» EXERCISE OBJECTIVE: Of all the lines in the records below, how many hold the word "Example"? Give the number alone.

start THE RECORDS

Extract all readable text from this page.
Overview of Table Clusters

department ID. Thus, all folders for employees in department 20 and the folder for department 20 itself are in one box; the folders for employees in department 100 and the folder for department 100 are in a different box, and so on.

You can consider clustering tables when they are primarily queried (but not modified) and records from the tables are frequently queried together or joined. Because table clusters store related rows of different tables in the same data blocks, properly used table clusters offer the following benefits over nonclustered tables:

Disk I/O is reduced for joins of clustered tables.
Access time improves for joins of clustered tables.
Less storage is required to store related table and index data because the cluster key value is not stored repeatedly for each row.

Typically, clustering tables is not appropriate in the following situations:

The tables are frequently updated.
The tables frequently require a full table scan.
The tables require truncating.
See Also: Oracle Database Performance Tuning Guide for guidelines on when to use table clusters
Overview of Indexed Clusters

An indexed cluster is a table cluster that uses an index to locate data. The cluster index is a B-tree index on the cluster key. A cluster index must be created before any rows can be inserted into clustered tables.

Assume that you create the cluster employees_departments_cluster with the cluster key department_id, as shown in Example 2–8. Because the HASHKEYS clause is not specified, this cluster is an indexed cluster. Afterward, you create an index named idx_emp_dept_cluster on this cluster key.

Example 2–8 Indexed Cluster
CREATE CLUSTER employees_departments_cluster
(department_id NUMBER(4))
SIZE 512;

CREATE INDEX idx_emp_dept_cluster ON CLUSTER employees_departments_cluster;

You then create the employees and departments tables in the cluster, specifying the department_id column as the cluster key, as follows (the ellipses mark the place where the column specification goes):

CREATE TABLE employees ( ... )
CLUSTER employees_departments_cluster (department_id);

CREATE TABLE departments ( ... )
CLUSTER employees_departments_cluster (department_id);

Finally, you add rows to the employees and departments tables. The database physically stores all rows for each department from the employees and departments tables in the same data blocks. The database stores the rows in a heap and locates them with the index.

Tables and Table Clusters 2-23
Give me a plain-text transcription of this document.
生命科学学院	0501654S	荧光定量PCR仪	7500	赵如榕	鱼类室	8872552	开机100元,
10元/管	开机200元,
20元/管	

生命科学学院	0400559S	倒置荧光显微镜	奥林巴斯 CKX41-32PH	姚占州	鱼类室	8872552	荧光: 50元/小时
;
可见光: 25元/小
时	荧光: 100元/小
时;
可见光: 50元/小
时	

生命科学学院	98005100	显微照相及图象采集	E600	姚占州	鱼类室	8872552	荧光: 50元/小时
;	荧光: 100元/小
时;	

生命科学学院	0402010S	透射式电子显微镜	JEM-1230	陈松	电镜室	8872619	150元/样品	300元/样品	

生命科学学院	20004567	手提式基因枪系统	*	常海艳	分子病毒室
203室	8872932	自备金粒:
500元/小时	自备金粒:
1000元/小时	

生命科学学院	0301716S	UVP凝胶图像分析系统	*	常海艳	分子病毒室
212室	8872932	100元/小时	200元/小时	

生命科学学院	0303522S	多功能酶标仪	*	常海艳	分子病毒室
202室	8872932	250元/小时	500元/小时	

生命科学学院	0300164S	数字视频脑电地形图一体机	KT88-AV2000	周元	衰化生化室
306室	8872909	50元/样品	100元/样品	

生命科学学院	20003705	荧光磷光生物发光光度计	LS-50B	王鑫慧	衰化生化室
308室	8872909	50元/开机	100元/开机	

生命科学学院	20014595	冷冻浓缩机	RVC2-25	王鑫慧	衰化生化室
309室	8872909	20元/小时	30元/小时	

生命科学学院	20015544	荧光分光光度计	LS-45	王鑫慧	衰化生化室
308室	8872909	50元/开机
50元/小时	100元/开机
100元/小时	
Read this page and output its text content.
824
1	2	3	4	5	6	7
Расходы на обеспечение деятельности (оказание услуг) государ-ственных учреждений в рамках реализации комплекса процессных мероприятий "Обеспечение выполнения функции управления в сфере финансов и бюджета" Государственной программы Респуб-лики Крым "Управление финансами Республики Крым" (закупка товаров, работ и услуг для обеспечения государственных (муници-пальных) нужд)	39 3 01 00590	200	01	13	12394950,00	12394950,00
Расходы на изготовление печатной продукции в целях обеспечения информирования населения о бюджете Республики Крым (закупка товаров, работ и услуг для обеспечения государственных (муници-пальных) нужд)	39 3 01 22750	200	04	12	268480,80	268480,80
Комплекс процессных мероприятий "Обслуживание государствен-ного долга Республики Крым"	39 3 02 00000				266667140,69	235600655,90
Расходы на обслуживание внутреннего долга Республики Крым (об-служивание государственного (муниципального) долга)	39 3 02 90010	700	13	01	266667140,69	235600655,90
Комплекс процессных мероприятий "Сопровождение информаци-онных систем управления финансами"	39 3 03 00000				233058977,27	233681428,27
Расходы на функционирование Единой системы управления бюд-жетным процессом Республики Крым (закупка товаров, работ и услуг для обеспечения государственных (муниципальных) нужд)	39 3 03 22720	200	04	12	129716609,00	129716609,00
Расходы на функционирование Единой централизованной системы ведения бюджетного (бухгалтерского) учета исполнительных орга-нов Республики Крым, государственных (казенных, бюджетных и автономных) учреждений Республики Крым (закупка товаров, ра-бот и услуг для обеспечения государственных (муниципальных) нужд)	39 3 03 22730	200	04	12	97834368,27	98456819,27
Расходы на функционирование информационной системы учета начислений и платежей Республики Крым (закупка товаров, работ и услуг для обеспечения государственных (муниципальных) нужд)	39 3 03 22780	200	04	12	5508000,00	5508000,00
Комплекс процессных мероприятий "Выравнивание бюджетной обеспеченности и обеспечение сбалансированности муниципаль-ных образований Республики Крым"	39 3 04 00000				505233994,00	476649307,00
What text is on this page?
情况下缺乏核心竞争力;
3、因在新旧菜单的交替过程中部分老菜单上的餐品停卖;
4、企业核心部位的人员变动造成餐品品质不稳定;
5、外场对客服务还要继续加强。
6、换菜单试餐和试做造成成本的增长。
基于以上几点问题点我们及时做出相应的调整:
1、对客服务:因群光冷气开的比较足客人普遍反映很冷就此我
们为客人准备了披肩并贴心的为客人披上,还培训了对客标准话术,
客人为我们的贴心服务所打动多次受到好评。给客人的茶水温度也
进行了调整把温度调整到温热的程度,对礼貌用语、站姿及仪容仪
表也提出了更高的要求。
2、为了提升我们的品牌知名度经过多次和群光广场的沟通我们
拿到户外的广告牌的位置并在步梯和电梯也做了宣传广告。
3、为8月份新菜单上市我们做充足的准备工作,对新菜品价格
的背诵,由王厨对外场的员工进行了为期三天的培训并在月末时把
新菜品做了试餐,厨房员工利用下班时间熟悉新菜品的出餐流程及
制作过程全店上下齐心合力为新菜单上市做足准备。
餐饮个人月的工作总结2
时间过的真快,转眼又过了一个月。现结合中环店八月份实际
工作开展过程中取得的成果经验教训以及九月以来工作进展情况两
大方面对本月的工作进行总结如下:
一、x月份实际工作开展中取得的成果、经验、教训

end THE RECORDS

» EXPECTED OUTPUT: 2